* **Input**:
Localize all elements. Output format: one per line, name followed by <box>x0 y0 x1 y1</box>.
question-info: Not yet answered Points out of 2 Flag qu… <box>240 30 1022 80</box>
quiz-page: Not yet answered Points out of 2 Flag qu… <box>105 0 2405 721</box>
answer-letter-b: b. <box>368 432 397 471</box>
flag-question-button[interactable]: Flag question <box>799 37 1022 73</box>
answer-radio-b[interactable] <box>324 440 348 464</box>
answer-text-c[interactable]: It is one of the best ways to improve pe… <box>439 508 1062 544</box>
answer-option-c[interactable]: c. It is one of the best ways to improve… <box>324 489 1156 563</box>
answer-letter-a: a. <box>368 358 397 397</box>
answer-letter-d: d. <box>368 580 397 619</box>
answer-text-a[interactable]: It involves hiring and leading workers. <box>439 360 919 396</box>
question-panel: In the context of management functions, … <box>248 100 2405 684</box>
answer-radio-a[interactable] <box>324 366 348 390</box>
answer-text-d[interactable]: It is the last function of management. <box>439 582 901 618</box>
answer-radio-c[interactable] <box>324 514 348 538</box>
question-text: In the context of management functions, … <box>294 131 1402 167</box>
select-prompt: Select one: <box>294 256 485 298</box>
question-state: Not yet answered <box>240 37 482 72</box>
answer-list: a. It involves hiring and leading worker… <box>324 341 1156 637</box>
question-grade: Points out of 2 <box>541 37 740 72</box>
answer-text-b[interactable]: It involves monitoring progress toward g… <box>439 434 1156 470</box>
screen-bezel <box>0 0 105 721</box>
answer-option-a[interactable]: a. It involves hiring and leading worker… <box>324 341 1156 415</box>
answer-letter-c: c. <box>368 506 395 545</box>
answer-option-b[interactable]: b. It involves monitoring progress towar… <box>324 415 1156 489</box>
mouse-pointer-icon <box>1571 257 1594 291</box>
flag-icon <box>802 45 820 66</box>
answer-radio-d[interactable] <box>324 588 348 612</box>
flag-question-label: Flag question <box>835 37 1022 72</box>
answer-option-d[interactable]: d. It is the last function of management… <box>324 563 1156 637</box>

* **Exercise details**:
How many lines of the listing above contain the string "last", with case counting? Reply with the number alone.

* **The output**:
2